# Task instructions
Isolate every line in the records below with "from" in it.

# Dataset
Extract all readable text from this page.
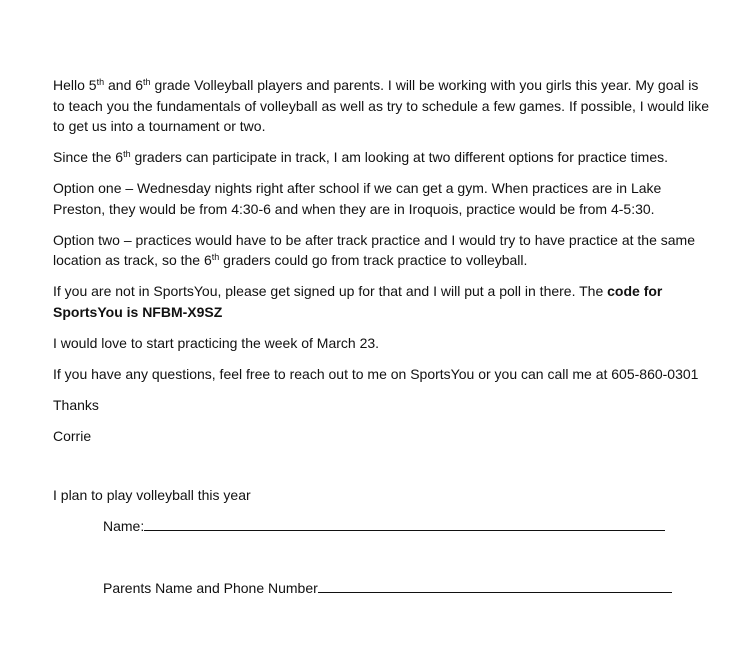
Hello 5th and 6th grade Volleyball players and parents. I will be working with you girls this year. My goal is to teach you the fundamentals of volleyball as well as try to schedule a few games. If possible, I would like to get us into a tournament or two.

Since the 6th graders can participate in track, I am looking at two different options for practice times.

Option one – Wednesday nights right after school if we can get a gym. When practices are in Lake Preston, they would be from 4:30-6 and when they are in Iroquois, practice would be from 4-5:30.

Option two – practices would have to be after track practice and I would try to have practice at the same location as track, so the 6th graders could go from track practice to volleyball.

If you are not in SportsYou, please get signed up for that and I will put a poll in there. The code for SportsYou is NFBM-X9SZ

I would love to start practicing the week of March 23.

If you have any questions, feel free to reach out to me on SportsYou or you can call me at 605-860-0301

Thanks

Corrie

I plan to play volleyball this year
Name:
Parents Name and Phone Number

--

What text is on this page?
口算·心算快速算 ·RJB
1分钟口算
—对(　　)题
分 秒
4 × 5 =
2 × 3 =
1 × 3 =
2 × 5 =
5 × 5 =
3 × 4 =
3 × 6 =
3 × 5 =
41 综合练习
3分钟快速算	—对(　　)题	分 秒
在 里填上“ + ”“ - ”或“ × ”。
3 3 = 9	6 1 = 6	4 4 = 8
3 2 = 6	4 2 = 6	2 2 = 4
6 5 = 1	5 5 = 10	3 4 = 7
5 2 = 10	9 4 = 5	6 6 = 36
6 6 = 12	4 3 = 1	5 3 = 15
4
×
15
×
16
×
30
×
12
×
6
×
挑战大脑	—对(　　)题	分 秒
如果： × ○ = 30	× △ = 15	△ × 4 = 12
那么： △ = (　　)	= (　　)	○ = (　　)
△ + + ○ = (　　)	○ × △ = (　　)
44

# Correct response
Extract all readable text from this page.
Option one – Wednesday nights right after school if we can get a gym. When practices are in Lake Preston, they would be from 4:30-6 and when they are in Iroquois, practice would be from 4-5:30.
Option two – practices would have to be after track practice and I would try to have practice at the same location as track, so the 6th graders could go from track practice to volleyball.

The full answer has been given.